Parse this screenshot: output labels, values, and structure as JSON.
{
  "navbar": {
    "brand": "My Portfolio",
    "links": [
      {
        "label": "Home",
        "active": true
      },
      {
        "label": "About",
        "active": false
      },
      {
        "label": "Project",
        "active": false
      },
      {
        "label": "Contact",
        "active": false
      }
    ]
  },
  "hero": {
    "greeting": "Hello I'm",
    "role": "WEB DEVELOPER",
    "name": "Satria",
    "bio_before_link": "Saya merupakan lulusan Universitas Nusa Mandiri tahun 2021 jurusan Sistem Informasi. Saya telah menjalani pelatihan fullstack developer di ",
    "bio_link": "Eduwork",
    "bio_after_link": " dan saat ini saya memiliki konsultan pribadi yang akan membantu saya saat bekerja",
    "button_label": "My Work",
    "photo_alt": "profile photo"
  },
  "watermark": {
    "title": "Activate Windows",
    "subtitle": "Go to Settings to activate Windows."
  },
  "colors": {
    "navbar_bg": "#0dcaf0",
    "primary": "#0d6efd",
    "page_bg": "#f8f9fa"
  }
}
━━━━━━
EXERCISE REQUIREMENTS
Collect from the data above every line that includes "Windows".

CORRECT RESULT
    "title": "Activate Windows",
    "subtitle": "Go to Settings to activate Windows."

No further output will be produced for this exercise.